• _EXERCISE INSTRUCTIONS_: Using the listing beneath this task, count the lines with the word "JSON" and write only the result.

(Records from a collection)
START

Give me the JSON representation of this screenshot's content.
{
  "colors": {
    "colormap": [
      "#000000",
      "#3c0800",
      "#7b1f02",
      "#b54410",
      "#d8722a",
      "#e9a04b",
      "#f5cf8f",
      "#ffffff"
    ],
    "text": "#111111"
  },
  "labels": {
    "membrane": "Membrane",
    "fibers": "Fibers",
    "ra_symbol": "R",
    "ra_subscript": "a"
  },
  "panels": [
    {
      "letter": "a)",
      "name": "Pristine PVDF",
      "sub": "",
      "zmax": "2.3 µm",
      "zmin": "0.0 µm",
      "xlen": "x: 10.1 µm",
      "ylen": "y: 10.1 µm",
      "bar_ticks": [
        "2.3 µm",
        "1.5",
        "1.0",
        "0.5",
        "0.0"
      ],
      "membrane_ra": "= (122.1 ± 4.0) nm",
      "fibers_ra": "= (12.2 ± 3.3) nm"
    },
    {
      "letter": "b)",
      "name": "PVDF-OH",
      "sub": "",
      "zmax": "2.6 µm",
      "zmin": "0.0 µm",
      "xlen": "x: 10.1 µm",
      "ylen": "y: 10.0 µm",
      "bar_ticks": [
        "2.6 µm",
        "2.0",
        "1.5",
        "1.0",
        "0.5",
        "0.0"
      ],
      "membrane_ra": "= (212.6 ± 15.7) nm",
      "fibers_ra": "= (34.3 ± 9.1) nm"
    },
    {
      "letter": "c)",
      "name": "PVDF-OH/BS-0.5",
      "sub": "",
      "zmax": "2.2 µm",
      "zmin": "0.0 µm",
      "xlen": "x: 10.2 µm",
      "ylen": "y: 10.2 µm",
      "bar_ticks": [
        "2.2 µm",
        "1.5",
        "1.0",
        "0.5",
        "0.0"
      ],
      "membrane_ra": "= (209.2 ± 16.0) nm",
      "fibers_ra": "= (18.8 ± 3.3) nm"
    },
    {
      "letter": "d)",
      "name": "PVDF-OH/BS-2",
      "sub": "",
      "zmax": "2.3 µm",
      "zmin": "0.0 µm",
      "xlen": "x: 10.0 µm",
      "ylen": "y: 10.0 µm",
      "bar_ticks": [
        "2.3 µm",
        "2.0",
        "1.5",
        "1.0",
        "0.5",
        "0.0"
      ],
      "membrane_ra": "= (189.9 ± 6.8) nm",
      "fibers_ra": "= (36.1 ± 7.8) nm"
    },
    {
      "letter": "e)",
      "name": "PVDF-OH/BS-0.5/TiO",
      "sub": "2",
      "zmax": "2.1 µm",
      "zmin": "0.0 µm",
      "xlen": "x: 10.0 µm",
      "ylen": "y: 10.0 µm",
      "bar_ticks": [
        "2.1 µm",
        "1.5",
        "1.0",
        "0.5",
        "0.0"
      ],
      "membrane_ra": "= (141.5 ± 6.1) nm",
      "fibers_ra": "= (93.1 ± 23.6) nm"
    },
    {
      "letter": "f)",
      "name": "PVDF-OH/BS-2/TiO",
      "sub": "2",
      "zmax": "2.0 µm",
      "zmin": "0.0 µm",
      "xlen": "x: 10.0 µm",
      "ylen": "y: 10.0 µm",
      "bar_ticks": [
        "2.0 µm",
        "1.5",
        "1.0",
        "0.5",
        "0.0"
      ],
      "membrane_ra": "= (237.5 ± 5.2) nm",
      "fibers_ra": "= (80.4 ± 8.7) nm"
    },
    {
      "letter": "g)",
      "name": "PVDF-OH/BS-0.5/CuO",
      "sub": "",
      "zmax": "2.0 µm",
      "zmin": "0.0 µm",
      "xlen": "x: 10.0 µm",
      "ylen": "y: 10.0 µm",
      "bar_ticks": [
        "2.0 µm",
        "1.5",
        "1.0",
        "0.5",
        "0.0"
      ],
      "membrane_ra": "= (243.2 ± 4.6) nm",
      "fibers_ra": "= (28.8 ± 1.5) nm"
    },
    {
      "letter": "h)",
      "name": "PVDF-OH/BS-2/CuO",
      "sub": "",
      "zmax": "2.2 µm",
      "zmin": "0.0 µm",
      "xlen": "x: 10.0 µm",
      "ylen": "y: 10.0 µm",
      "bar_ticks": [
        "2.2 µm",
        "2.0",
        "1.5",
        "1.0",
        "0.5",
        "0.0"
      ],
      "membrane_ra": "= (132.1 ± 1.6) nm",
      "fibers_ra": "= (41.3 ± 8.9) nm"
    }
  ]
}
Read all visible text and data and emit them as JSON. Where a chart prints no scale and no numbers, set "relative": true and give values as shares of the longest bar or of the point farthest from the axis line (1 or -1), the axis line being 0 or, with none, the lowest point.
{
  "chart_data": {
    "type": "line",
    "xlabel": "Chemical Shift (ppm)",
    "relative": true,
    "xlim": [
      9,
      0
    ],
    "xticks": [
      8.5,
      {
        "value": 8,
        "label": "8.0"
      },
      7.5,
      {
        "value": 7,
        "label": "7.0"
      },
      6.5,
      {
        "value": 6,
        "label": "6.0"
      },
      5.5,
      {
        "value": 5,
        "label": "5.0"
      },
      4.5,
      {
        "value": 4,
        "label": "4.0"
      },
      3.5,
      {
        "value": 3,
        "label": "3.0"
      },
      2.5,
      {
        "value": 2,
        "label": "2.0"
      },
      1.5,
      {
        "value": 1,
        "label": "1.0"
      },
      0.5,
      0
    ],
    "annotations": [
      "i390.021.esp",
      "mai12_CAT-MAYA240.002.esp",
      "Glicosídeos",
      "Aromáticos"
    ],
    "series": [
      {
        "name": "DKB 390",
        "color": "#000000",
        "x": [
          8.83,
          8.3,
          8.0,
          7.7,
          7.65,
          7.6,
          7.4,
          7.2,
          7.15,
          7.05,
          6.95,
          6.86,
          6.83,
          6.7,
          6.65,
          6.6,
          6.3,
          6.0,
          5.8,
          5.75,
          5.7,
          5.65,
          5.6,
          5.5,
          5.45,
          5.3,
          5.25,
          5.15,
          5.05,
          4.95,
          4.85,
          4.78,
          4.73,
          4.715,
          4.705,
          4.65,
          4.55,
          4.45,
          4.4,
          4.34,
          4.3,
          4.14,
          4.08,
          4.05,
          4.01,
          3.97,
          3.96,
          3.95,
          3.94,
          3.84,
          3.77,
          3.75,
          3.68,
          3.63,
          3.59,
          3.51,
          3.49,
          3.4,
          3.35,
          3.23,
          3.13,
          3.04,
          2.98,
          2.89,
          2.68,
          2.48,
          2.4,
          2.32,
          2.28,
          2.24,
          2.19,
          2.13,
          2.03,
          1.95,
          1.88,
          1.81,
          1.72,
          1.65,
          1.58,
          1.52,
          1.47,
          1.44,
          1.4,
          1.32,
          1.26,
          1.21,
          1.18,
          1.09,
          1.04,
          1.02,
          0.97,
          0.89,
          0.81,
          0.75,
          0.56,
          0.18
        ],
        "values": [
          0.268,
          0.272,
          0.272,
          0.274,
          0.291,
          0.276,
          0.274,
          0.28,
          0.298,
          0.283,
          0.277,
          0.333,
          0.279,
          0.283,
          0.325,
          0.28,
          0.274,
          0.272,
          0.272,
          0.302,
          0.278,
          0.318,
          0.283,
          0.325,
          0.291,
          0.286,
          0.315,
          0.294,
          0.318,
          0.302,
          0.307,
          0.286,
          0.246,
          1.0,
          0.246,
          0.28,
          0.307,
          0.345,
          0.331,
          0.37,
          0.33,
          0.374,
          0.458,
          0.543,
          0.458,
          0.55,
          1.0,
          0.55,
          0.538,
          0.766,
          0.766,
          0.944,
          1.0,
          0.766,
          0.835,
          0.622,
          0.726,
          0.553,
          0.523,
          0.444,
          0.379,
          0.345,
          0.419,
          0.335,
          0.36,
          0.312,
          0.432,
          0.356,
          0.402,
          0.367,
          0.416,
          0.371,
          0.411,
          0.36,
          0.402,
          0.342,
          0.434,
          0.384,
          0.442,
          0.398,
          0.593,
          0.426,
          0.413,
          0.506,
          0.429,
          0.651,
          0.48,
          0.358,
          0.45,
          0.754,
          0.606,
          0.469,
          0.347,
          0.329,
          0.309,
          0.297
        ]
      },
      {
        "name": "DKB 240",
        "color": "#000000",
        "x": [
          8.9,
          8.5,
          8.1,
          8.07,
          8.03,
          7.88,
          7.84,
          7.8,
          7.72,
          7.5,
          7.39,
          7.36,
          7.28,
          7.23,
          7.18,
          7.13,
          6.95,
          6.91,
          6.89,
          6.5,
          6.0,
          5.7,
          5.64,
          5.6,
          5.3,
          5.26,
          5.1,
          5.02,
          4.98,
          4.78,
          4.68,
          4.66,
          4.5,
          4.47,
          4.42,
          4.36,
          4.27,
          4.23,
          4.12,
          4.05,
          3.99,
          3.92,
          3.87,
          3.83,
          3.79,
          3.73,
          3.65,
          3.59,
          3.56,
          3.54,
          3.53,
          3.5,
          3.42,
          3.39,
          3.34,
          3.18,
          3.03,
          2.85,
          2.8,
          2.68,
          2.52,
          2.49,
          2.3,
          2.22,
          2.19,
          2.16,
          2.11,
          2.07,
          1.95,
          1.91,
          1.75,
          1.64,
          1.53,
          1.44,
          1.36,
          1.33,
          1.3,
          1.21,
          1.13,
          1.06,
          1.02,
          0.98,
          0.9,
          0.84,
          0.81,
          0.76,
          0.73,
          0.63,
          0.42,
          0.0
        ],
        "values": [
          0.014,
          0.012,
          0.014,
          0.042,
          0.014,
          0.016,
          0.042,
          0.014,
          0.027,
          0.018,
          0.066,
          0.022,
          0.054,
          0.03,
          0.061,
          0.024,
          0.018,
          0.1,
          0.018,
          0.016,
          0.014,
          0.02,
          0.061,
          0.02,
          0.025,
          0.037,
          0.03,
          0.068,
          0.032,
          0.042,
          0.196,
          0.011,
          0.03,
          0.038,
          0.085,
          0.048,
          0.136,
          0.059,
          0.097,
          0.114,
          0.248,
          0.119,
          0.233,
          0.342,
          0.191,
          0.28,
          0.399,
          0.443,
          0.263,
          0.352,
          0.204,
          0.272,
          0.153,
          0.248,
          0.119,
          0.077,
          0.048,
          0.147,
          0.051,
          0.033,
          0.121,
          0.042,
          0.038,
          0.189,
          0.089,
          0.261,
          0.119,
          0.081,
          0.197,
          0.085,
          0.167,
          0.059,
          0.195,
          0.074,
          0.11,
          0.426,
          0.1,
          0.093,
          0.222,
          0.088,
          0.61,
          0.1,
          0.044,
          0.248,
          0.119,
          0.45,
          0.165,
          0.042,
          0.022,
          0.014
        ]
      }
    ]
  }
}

END

• _TASK OUTPUT_: 2